▸ **What you have to do**
Identify the line in which "Give me a plain-text" appears, then reproduce that line and all remaining lines of the records word for word.

**** Data supplied ****

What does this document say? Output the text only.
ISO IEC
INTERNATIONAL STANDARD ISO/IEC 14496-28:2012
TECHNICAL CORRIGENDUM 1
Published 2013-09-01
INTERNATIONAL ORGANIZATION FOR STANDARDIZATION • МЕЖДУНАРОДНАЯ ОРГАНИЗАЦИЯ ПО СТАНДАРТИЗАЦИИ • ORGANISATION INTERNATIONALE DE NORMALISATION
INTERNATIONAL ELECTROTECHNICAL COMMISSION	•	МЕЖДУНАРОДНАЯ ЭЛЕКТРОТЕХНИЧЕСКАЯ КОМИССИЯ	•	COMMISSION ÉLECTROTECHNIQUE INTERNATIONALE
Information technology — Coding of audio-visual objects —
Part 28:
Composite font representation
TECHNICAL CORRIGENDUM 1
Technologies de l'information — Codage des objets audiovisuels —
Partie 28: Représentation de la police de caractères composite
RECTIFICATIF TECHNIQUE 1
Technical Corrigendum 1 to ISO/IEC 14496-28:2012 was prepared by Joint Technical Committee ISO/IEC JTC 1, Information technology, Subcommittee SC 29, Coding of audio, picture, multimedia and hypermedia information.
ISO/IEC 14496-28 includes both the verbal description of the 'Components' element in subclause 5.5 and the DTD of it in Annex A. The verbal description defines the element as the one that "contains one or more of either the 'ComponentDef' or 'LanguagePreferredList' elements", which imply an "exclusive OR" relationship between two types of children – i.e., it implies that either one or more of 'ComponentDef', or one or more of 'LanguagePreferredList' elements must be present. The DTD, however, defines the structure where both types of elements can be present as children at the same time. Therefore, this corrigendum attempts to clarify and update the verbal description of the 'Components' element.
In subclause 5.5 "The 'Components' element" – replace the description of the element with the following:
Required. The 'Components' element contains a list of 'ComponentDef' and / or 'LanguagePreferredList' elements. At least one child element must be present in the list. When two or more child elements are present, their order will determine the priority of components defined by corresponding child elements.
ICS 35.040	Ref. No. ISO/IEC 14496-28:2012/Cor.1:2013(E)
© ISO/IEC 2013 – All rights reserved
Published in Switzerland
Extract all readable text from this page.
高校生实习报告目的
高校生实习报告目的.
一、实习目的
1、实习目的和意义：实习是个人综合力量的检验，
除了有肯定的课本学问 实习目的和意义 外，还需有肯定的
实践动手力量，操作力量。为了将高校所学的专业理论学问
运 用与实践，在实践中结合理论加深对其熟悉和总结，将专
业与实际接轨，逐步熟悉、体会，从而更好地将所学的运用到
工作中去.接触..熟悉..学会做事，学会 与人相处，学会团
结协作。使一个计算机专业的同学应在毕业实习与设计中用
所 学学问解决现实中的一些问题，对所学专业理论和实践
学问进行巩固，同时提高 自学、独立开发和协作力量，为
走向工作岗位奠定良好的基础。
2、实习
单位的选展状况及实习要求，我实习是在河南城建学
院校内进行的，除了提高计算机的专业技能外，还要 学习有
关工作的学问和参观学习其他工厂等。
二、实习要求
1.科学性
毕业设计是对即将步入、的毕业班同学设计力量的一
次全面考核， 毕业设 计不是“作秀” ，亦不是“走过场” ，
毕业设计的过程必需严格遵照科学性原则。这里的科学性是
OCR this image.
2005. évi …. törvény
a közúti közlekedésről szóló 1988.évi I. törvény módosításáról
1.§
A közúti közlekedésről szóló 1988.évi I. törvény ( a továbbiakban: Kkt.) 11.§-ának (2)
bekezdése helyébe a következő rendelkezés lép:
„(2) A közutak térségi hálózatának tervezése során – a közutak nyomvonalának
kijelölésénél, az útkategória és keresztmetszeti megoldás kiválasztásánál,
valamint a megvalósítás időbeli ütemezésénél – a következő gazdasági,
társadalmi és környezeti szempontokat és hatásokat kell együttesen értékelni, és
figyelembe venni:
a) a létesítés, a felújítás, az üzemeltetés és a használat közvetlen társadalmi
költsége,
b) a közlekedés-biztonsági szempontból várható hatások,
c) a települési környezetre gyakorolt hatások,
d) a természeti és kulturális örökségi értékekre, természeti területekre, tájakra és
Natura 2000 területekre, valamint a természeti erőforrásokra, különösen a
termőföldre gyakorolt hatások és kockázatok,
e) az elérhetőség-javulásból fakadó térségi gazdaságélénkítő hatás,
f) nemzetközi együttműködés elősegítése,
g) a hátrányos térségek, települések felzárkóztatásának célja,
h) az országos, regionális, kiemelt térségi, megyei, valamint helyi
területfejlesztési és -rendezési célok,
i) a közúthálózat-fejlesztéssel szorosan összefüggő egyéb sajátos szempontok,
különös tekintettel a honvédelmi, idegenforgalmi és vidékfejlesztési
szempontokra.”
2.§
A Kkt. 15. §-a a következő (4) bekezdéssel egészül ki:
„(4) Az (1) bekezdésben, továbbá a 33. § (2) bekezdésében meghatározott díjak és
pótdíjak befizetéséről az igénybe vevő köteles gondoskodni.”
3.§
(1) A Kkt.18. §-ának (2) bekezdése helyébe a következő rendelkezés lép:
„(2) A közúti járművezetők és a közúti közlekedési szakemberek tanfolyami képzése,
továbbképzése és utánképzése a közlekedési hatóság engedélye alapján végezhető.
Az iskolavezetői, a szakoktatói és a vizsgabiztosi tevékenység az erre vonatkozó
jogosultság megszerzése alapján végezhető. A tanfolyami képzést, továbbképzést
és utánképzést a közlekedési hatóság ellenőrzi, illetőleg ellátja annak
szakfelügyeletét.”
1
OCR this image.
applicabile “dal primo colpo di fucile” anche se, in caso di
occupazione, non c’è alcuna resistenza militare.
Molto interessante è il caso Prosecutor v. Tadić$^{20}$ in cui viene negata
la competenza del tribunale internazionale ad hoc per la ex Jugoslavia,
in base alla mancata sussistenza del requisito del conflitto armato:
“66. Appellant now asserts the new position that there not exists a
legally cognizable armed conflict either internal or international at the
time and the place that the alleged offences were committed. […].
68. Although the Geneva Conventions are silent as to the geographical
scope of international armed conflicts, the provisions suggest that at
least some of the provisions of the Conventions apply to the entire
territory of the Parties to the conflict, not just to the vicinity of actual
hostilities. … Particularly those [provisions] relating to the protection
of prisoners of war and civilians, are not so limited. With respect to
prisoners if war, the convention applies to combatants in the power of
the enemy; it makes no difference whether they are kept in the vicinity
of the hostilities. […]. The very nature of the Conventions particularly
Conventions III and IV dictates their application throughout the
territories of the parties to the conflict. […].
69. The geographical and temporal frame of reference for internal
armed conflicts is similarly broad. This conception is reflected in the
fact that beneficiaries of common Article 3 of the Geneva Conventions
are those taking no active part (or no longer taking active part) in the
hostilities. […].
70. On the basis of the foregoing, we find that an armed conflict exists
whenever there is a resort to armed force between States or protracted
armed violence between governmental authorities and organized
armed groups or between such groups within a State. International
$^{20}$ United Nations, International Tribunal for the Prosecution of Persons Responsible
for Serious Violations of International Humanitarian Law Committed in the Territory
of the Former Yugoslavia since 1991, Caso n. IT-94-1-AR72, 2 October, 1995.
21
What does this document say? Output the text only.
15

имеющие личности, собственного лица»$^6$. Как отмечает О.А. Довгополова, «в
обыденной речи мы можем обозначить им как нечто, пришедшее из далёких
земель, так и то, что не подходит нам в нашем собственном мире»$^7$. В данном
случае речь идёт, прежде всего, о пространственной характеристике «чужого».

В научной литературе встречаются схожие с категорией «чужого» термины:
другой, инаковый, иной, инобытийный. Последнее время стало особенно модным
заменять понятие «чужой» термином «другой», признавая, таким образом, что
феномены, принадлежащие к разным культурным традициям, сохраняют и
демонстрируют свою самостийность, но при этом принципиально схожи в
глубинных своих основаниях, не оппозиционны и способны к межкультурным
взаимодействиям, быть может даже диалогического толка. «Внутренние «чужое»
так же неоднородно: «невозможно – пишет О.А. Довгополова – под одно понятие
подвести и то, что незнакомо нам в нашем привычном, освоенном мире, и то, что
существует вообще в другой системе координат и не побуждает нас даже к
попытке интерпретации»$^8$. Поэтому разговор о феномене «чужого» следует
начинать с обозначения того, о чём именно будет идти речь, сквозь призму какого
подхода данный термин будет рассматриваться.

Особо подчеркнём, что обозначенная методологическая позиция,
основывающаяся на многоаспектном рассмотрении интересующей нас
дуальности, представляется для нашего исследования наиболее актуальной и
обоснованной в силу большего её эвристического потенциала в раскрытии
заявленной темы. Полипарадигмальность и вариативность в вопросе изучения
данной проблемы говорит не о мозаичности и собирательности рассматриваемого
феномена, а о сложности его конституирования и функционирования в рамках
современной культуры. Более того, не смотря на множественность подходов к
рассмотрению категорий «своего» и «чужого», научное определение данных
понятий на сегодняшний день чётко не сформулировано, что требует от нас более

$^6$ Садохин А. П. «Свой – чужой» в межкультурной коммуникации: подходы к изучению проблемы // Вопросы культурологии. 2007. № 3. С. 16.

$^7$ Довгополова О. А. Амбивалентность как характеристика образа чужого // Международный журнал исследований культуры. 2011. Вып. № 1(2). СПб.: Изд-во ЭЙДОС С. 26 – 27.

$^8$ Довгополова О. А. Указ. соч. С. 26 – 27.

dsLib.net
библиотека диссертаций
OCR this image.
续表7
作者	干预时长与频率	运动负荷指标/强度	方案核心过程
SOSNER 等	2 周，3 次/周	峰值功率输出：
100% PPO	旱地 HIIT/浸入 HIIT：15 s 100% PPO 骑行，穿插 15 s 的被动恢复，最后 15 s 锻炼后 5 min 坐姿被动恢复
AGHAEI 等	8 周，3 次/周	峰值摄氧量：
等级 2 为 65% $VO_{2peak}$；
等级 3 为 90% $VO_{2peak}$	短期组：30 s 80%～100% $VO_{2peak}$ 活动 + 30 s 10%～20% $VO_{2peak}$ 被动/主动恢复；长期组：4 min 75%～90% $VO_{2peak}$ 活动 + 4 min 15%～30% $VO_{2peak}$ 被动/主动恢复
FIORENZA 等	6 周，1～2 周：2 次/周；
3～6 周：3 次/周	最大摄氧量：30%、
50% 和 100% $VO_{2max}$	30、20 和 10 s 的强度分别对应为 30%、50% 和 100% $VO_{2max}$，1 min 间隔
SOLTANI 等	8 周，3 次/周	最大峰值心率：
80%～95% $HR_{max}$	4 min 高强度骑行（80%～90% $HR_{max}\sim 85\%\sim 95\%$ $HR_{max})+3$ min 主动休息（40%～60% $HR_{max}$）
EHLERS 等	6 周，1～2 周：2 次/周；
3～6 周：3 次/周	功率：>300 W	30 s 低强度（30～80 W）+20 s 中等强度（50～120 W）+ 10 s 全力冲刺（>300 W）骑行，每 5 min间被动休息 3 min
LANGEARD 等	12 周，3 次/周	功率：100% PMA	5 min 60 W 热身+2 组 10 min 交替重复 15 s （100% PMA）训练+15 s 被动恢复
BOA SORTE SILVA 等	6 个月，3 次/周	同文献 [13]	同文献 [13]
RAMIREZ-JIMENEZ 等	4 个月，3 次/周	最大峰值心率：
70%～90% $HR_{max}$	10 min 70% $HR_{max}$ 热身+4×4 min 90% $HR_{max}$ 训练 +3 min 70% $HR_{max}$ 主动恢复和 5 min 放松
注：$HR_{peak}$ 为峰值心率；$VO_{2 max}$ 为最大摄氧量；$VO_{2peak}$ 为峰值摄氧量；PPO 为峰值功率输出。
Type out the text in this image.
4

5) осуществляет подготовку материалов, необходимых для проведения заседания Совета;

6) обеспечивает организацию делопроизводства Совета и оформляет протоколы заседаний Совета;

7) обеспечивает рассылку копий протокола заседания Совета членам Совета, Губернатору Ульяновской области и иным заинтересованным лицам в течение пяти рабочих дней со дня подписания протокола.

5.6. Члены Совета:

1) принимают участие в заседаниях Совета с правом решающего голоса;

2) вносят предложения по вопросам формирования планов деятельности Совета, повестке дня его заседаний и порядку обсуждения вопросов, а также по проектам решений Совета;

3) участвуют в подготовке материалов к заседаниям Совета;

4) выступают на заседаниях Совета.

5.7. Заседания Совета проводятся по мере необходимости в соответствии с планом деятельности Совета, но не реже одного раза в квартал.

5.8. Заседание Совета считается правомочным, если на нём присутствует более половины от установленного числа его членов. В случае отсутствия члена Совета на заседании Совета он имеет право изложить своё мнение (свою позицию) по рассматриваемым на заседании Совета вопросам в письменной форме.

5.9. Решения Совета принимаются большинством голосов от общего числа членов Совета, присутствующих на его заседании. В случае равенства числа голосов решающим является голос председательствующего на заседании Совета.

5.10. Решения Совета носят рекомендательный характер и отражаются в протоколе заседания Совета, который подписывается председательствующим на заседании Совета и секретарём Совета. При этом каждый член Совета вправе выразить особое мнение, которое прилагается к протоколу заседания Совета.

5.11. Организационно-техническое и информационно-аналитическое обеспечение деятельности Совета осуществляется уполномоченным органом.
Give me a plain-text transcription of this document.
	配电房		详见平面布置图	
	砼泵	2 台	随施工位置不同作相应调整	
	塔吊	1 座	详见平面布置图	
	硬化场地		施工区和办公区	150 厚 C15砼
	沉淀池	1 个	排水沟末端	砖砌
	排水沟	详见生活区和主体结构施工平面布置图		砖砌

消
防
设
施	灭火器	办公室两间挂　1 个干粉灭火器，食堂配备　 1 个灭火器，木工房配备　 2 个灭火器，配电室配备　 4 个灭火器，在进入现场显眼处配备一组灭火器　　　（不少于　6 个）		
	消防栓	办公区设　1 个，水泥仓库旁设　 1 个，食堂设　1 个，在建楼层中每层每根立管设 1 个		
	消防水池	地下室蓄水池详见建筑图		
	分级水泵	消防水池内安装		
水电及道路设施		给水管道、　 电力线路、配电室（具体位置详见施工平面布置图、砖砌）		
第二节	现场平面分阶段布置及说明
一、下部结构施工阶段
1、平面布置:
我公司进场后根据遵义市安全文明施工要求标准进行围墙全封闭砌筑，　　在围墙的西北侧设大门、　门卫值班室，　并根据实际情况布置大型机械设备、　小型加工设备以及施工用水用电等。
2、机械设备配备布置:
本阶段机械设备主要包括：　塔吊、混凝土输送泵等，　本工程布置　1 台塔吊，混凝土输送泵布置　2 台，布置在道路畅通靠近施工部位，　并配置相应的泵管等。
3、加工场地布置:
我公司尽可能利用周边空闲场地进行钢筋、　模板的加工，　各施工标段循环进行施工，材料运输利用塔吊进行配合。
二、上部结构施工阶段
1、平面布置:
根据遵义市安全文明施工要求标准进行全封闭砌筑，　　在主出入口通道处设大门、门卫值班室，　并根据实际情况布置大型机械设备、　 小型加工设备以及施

****

▸ **Response**
Give me a plain-text transcription of this document.
	配电房		详见平面布置图	
	砼泵	2 台	随施工位置不同作相应调整	
	塔吊	1 座	详见平面布置图	
	硬化场地		施工区和办公区	150 厚 C15砼
	沉淀池	1 个	排水沟末端	砖砌
	排水沟	详见生活区和主体结构施工平面布置图		砖砌

消
防
设
施	灭火器	办公室两间挂　1 个干粉灭火器，食堂配备　 1 个灭火器，木工房配备　 2 个灭火器，配电室配备　 4 个灭火器，在进入现场显眼处配备一组灭火器　　　（不少于　6 个）		
	消防栓	办公区设　1 个，水泥仓库旁设　 1 个，食堂设　1 个，在建楼层中每层每根立管设 1 个		
	消防水池	地下室蓄水池详见建筑图		
	分级水泵	消防水池内安装		
水电及道路设施		给水管道、　 电力线路、配电室（具体位置详见施工平面布置图、砖砌）		
第二节	现场平面分阶段布置及说明
一、下部结构施工阶段
1、平面布置:
我公司进场后根据遵义市安全文明施工要求标准进行围墙全封闭砌筑，　　在围墙的西北侧设大门、　门卫值班室，　并根据实际情况布置大型机械设备、　小型加工设备以及施工用水用电等。
2、机械设备配备布置:
本阶段机械设备主要包括：　塔吊、混凝土输送泵等，　本工程布置　1 台塔吊，混凝土输送泵布置　2 台，布置在道路畅通靠近施工部位，　并配置相应的泵管等。
3、加工场地布置:
我公司尽可能利用周边空闲场地进行钢筋、　模板的加工，　各施工标段循环进行施工，材料运输利用塔吊进行配合。
二、上部结构施工阶段
1、平面布置:
根据遵义市安全文明施工要求标准进行全封闭砌筑，　　在主出入口通道处设大门、门卫值班室，　并根据实际情况布置大型机械设备、　 小型加工设备以及施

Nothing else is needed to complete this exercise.